AIM OF THE EXERCISE: Output every record word for word.

-- START --

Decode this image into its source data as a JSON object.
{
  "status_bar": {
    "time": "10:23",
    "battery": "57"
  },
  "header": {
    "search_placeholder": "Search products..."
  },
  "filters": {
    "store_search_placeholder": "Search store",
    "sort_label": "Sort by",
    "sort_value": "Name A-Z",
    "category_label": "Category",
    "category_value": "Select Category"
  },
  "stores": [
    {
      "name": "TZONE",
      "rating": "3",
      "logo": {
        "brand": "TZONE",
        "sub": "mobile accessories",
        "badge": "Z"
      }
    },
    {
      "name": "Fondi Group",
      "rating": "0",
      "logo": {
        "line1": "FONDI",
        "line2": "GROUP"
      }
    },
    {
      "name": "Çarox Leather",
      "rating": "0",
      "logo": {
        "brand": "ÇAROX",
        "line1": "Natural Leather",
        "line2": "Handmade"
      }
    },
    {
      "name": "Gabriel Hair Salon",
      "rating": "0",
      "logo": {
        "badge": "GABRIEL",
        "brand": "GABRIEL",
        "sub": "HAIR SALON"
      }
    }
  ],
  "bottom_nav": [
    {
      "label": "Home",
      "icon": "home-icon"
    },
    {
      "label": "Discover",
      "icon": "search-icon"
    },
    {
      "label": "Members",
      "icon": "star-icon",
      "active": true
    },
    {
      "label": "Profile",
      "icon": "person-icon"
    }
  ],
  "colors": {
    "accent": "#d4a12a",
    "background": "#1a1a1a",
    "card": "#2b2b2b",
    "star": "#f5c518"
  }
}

-- END --

ANSWER:
Decode this image into its source data as a JSON object.
{
  "status_bar": {
    "time": "10:23",
    "battery": "57"
  },
  "header": {
    "search_placeholder": "Search products..."
  },
  "filters": {
    "store_search_placeholder": "Search store",
    "sort_label": "Sort by",
    "sort_value": "Name A-Z",
    "category_label": "Category",
    "category_value": "Select Category"
  },
  "stores": [
    {
      "name": "TZONE",
      "rating": "3",
      "logo": {
        "brand": "TZONE",
        "sub": "mobile accessories",
        "badge": "Z"
      }
    },
    {
      "name": "Fondi Group",
      "rating": "0",
      "logo": {
        "line1": "FONDI",
        "line2": "GROUP"
      }
    },
    {
      "name": "Çarox Leather",
      "rating": "0",
      "logo": {
        "brand": "ÇAROX",
        "line1": "Natural Leather",
        "line2": "Handmade"
      }
    },
    {
      "name": "Gabriel Hair Salon",
      "rating": "0",
      "logo": {
        "badge": "GABRIEL",
        "brand": "GABRIEL",
        "sub": "HAIR SALON"
      }
    }
  ],
  "bottom_nav": [
    {
      "label": "Home",
      "icon": "home-icon"
    },
    {
      "label": "Discover",
      "icon": "search-icon"
    },
    {
      "label": "Members",
      "icon": "star-icon",
      "active": true
    },
    {
      "label": "Profile",
      "icon": "person-icon"
    }
  ],
  "colors": {
    "accent": "#d4a12a",
    "background": "#1a1a1a",
    "card": "#2b2b2b",
    "star": "#f5c518"
  }
}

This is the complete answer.